**Work to be completed:** Pick out every line that holds the string "viii" and copy it.

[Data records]

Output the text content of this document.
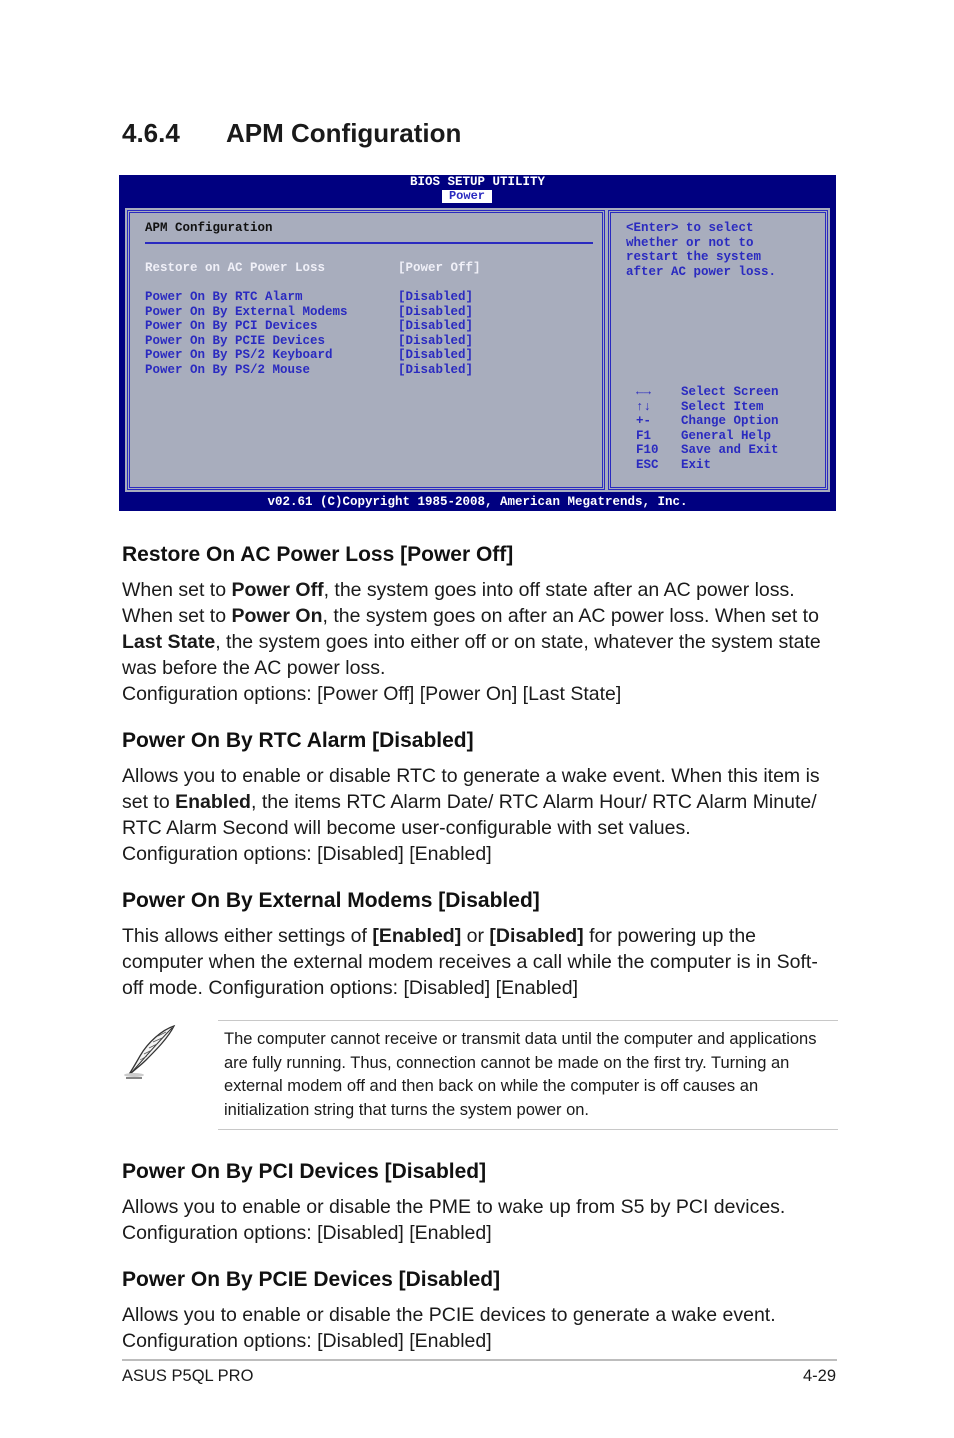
4.6.4 APM Configuration
BIOS SETUP UTILITY
Power
APM Configuration
Restore on AC Power Loss	[Power Off]
Power On By RTC Alarm	[Disabled]
Power On By External Modems	[Disabled]
Power On By PCI Devices	[Disabled]
Power On By PCIE Devices	[Disabled]
Power On By PS/2 Keyboard	[Disabled]
Power On By PS/2 Mouse	[Disabled]
<Enter> to select
whether or not to
restart the system
after AC power loss.
←→ Select Screen
↑↓ Select Item
+- Change Option
F1 General Help
F10 Save and Exit
ESC Exit
v02.61 (C)Copyright 1985-2008, American Megatrends, Inc.
Restore On AC Power Loss [Power Off]

When set to Power Off, the system goes into off state after an AC power loss. When set to Power On, the system goes on after an AC power loss. When set to Last State, the system goes into either off or on state, whatever the system state was before the AC power loss.
Configuration options: [Power Off] [Power On] [Last State]

Power On By RTC Alarm [Disabled]

Allows you to enable or disable RTC to generate a wake event. When this item is set to Enabled, the items RTC Alarm Date/ RTC Alarm Hour/ RTC Alarm Minute/ RTC Alarm Second will become user-configurable with set values.
Configuration options: [Disabled] [Enabled]

Power On By External Modems [Disabled]

This allows either settings of [Enabled] or [Disabled] for powering up the computer when the external modem receives a call while the computer is in Soft-off mode. Configuration options: [Disabled] [Enabled]

The computer cannot receive or transmit data until the computer and applications are fully running. Thus, connection cannot be made on the first try. Turning an external modem off and then back on while the computer is off causes an initialization string that turns the system power on.

Power On By PCI Devices [Disabled]

Allows you to enable or disable the PME to wake up from S5 by PCI devices.
Configuration options: [Disabled] [Enabled]

Power On By PCIE Devices [Disabled]

Allows you to enable or disable the PCIE devices to generate a wake event.
Configuration options: [Disabled] [Enabled]

ASUS P5QL PRO	4-29
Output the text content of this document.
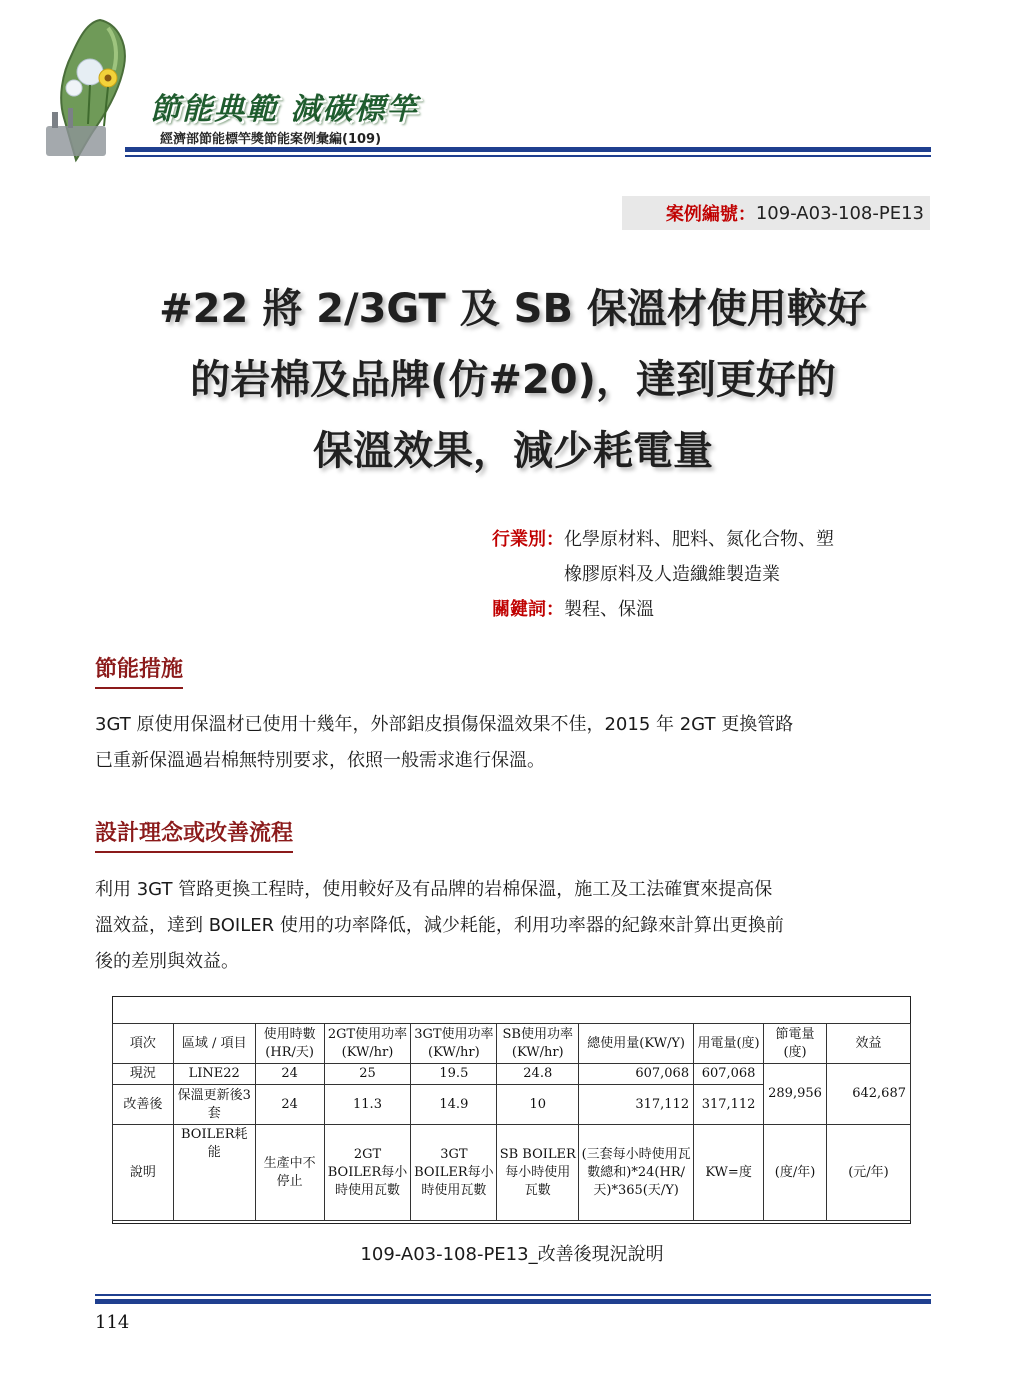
節能典範 減碳標竿
經濟部節能標竿獎節能案例彙編(109)
案例編號： 109-A03-108-PE13
#22 將 2/3GT 及 SB 保溫材使用較好
的岩棉及品牌(仿#20)，達到更好的
保溫效果，減少耗電量
行業別： 化學原材料、肥料、氮化合物、塑
橡膠原料及人造纖維製造業
關鍵詞： 製程、保溫
節能措施
3GT 原使用保溫材已使用十幾年，外部鋁皮損傷保溫效果不佳，2015 年 2GT 更換管路
已重新保溫過岩棉無特別要求，依照一般需求進行保溫。
設計理念或改善流程
利用 3GT 管路更換工程時，使用較好及有品牌的岩棉保溫，施工及工法確實來提高保
溫效益，達到 BOILER 使用的功率降低，減少耗能，利用功率器的紀錄來計算出更換前
後的差別與效益。
項次	區域 / 項目	使用時數(HR/天)	2GT使用功率(KW/hr)	3GT使用功率(KW/hr)	SB使用功率(KW/hr)	總使用量(KW/Y)	用電量(度)	節電量(度)	效益
現況	LINE22	24	25	19.5	24.8	607,068	607,068	289,956	642,687
改善後	保溫更新後3套	24	11.3	14.9	10	317,112	317,112		
說明	BOILER耗能	生產中不停止	2GT BOILER每小時使用瓦數	3GT BOILER每小時使用瓦數	SB BOILER每小時使用瓦數	(三套每小時使用瓦數總和)*24(HR/天)*365(天/Y)	KW=度	(度/年)	(元/年)
109-A03-108-PE13_改善後現況說明
114
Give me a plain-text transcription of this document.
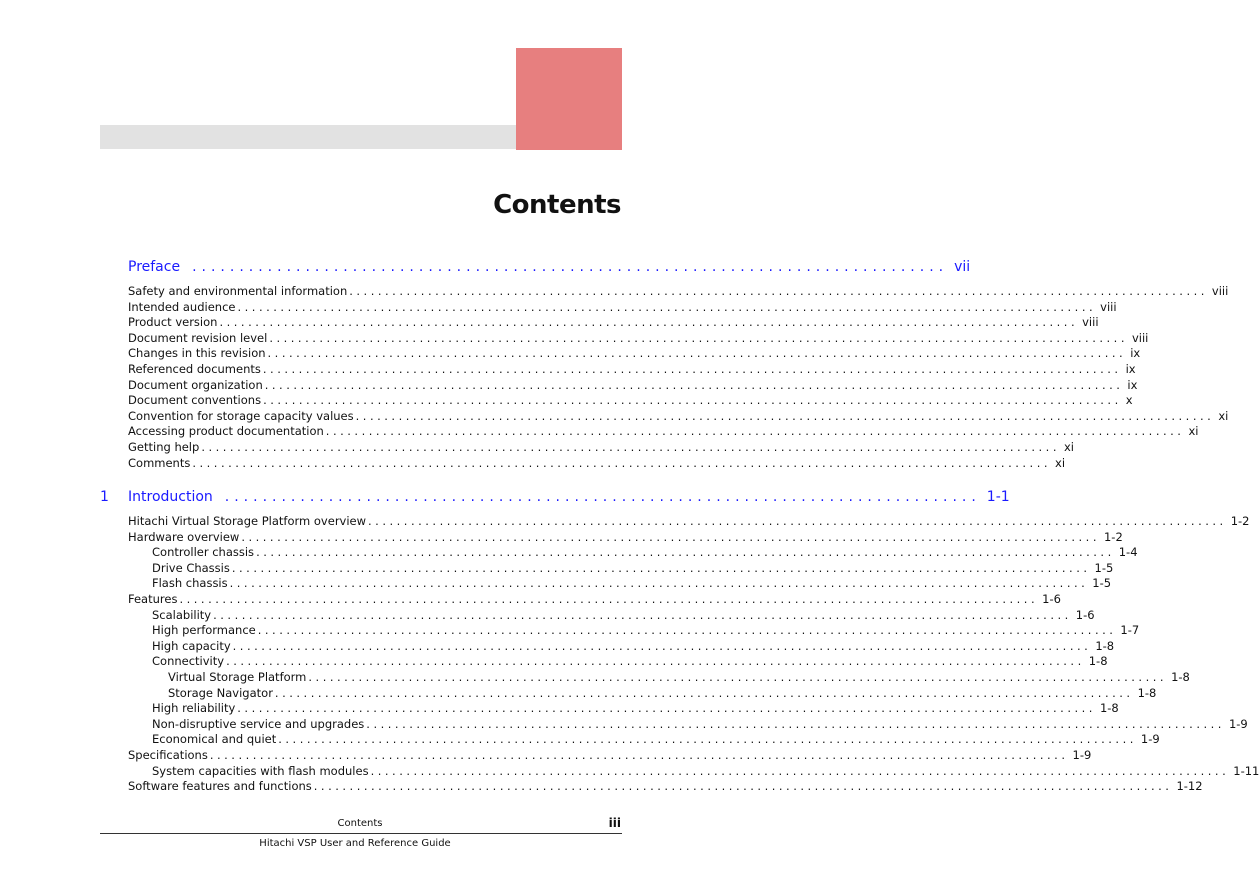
Contents
Preface ................................................................................ vii
Safety and environmental information ........................................................................................................................ viii
Intended audience ........................................................................................................................ viii
Product version ........................................................................................................................ viii
Document revision level ........................................................................................................................ viii
Changes in this revision ........................................................................................................................ ix
Referenced documents ........................................................................................................................ ix
Document organization ........................................................................................................................ ix
Document conventions ........................................................................................................................ x
Convention for storage capacity values ........................................................................................................................ xi
Accessing product documentation ........................................................................................................................ xi
Getting help ........................................................................................................................ xi
Comments ........................................................................................................................ xi
1 Introduction ................................................................................ 1-1
Hitachi Virtual Storage Platform overview ........................................................................................................................ 1-2
Hardware overview ........................................................................................................................ 1-2
Controller chassis ........................................................................................................................ 1-4
Drive Chassis ........................................................................................................................ 1-5
Flash chassis ........................................................................................................................ 1-5
Features ........................................................................................................................ 1-6
Scalability ........................................................................................................................ 1-6
High performance ........................................................................................................................ 1-7
High capacity ........................................................................................................................ 1-8
Connectivity ........................................................................................................................ 1-8
Virtual Storage Platform ........................................................................................................................ 1-8
Storage Navigator ........................................................................................................................ 1-8
High reliability ........................................................................................................................ 1-8
Non-disruptive service and upgrades ........................................................................................................................ 1-9
Economical and quiet ........................................................................................................................ 1-9
Specifications ........................................................................................................................ 1-9
System capacities with flash modules ........................................................................................................................ 1-11
Software features and functions ........................................................................................................................ 1-12
Contents	iii
Hitachi VSP User and Reference Guide
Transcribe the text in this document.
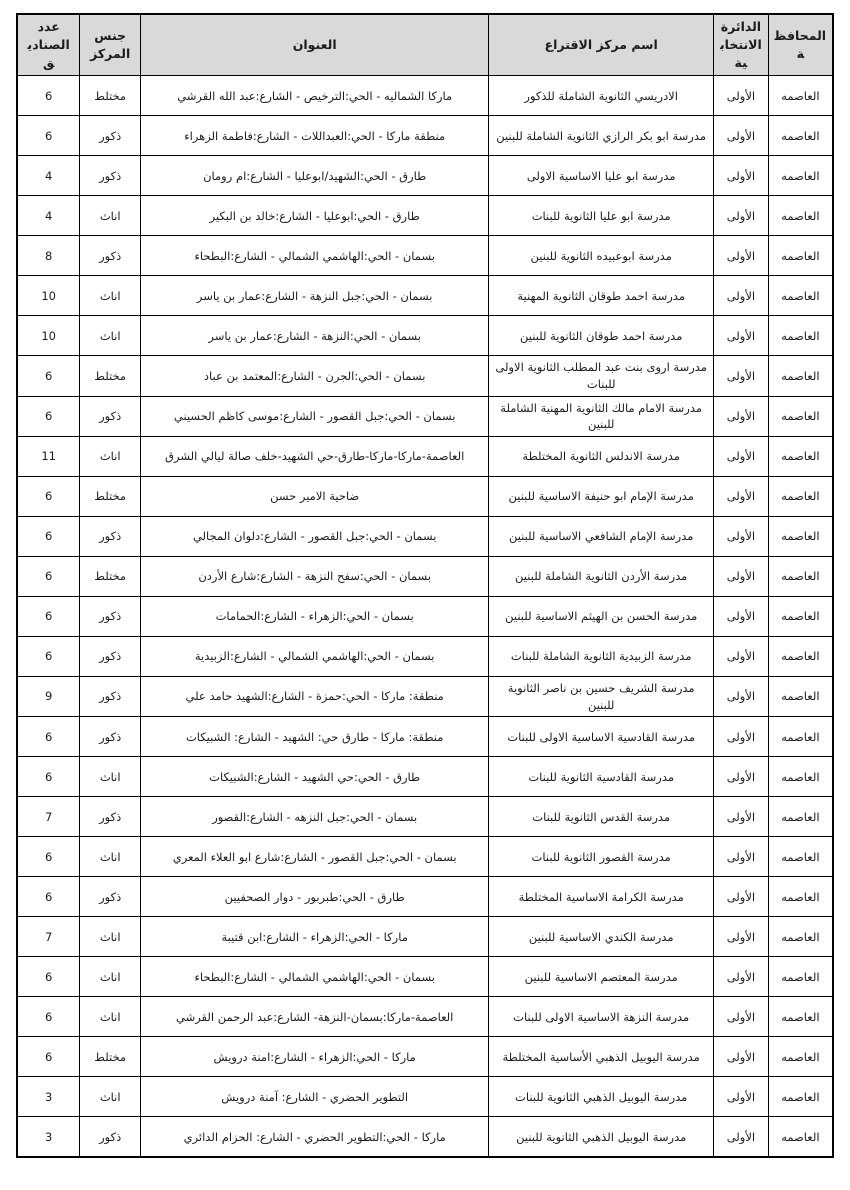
المحافظة	الدائرة الانتخابية	اسم مركز الاقتراع	العنوان	جنس المركز	عدد الصناديق
العاصمه	الأولى	الادريسي الثانوية الشاملة للذكور	ماركا الشماليه - الحي:الترخيص - الشارع:عبد الله القرشي	مختلط	6
العاصمه	الأولى	مدرسة ابو بكر الرازي الثانوية الشاملة للبنين	منطقة ماركا - الحي:العبداللات - الشارع:فاطمة الزهراء	ذكور	6
العاصمه	الأولى	مدرسة ابو عليا الاساسية الاولى	طارق - الحي:الشهيد/ابوعليا - الشارع:ام رومان	ذكور	4
العاصمه	الأولى	مدرسة ابو عليا الثانوية للبنات	طارق - الحي:ابوعليا - الشارع:خالد بن البكير	اناث	4
العاصمه	الأولى	مدرسة ابوعبيده الثانوية للبنين	بسمان - الحي:الهاشمي الشمالي - الشارع:البطحاء	ذكور	8
العاصمه	الأولى	مدرسة احمد طوقان الثانوية المهنية	بسمان - الحي:جبل النزهة - الشارع:عمار بن ياسر	اناث	10
العاصمه	الأولى	مدرسة احمد طوقان الثانوية للبنين	بسمان - الحي:النزهة - الشارع:عمار بن ياسر	اناث	10
العاصمه	الأولى	مدرسة اروى بنت عبد المطلب الثانوية الاولى للبنات	بسمان - الحي:الجرن - الشارع:المعتمد بن عباد	مختلط	6
العاصمه	الأولى	مدرسة الامام مالك الثانوية المهنية الشاملة للبنين	بسمان - الحي:جبل القصور - الشارع:موسى كاظم الحسيني	ذكور	6
العاصمه	الأولى	مدرسة الاندلس الثانوية المختلطة	العاصمة-ماركا-ماركا-طارق-حي الشهيد-خلف صالة ليالي الشرق	اناث	11
العاصمه	الأولى	مدرسة الإمام ابو حنيفة الاساسية للبنين	ضاحية الامير حسن	مختلط	6
العاصمه	الأولى	مدرسة الإمام الشافعي الاساسية للبنين	بسمان - الحي:جبل القصور - الشارع:دلوان المجالي	ذكور	6
العاصمه	الأولى	مدرسة الأردن الثانوية الشاملة للبنين	بسمان - الحي:سفح النزهة - الشارع:شارع الأردن	مختلط	6
العاصمه	الأولى	مدرسة الحسن بن الهيثم الاساسية للبنين	بسمان - الحي:الزهراء - الشارع:الحمامات	ذكور	6
العاصمه	الأولى	مدرسة الزبيدية الثانوية الشاملة للبنات	بسمان - الحي:الهاشمي الشمالي - الشارع:الزبيدية	ذكور	6
العاصمه	الأولى	مدرسة الشريف حسين بن ناصر الثانوية للبنين	منطقة: ماركا - الحي:حمزة - الشارع:الشهيد حامد علي	ذكور	9
العاصمه	الأولى	مدرسة القادسية الاساسية الاولى للبنات	منطقة: ماركا - طارق حي: الشهيد - الشارع: الشبيكات	ذكور	6
العاصمه	الأولى	مدرسة القادسية الثانوية للبنات	طارق - الحي:حي الشهيد - الشارع:الشبيكات	اناث	6
العاصمه	الأولى	مدرسة القدس الثانوية للبنات	بسمان - الحي:جبل النزهه - الشارع:القصور	ذكور	7
العاصمه	الأولى	مدرسة القصور الثانوية للبنات	بسمان - الحي:جبل القصور - الشارع:شارع ابو العلاء المعري	اناث	6
العاصمه	الأولى	مدرسة الكرامة الاساسية المختلطة	طارق - الحي:طبربور - دوار الصحفيين	ذكور	6
العاصمه	الأولى	مدرسة الكندي الاساسية للبنين	ماركا - الحي:الزهراء - الشارع:ابن قتيبة	اناث	7
العاصمه	الأولى	مدرسة المعتصم الاساسية للبنين	بسمان - الحي:الهاشمي الشمالي - الشارع:البطحاء	اناث	6
العاصمه	الأولى	مدرسة النزهة الاساسية الاولى للبنات	العاصمة-ماركا:بسمان-النزهة- الشارع:عبد الرحمن القرشي	اناث	6
العاصمه	الأولى	مدرسة اليوبيل الذهبي الأساسية المختلطة	ماركا - الحي:الزهراء - الشارع:امنة درويش	مختلط	6
العاصمه	الأولى	مدرسة اليوبيل الذهبي الثانوية للبنات	التطوير الحضري - الشارع: آمنة درويش	اناث	3
العاصمه	الأولى	مدرسة اليوبيل الذهبي الثانوية للبنين	ماركا - الحي:التطوير الحضري - الشارع: الحزام الدائري	ذكور	3
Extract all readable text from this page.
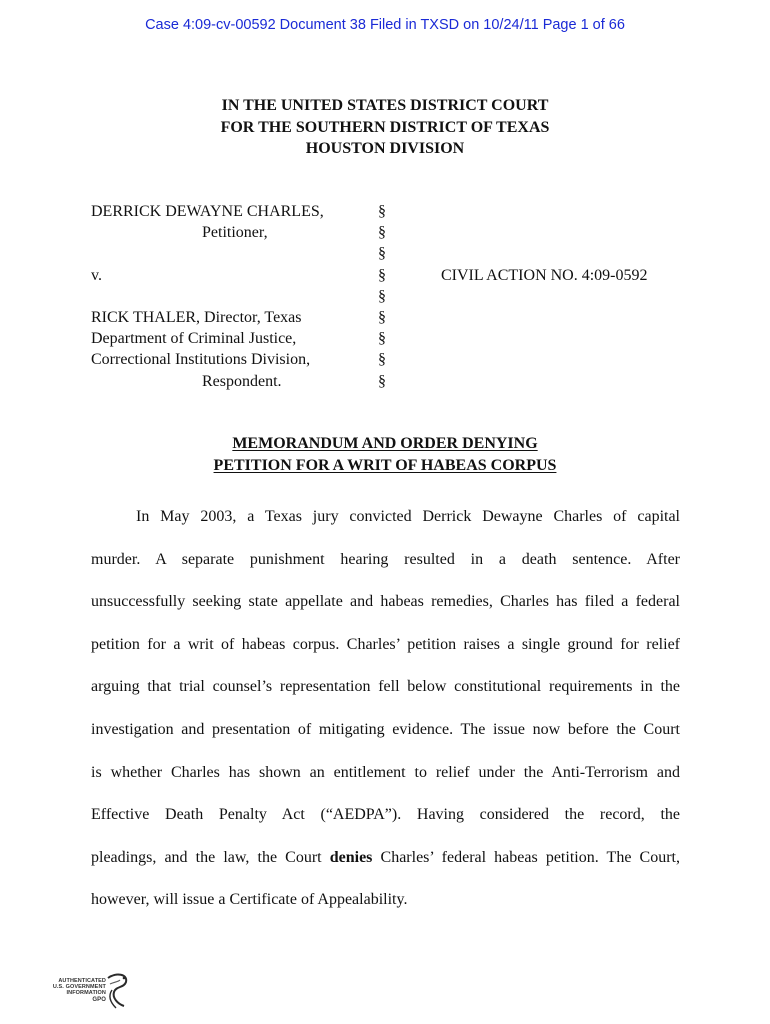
Case 4:09-cv-00592 Document 38 Filed in TXSD on 10/24/11 Page 1 of 66
IN THE UNITED STATES DISTRICT COURT
FOR THE SOUTHERN DISTRICT OF TEXAS
HOUSTON DIVISION
DERRICK DEWAYNE CHARLES,
Petitioner,
v.
RICK THALER, Director, Texas
Department of Criminal Justice,
Correctional Institutions Division,
Respondent.
§
§
§
§
§
§
§
§
§
CIVIL ACTION NO. 4:09-0592
MEMORANDUM AND ORDER DENYING
PETITION FOR A WRIT OF HABEAS CORPUS
In May 2003, a Texas jury convicted Derrick Dewayne Charles of capital
murder. A separate punishment hearing resulted in a death sentence. After
unsuccessfully seeking state appellate and habeas remedies, Charles has filed a federal
petition for a writ of habeas corpus. Charles’ petition raises a single ground for relief
arguing that trial counsel’s representation fell below constitutional requirements in the
investigation and presentation of mitigating evidence. The issue now before the Court
is whether Charles has shown an entitlement to relief under the Anti-Terrorism and
Effective Death Penalty Act (“AEDPA”). Having considered the record, the
pleadings, and the law, the Court denies Charles’ federal habeas petition. The Court,
however, will issue a Certificate of Appealability.
AUTHENTICATED
U.S. GOVERNMENT
INFORMATION
GPO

**Reply to the exercise:**
Safety and environmental information ........................................................................................................................ viii
Intended audience ........................................................................................................................ viii
Product version ........................................................................................................................ viii
Document revision level ........................................................................................................................ viii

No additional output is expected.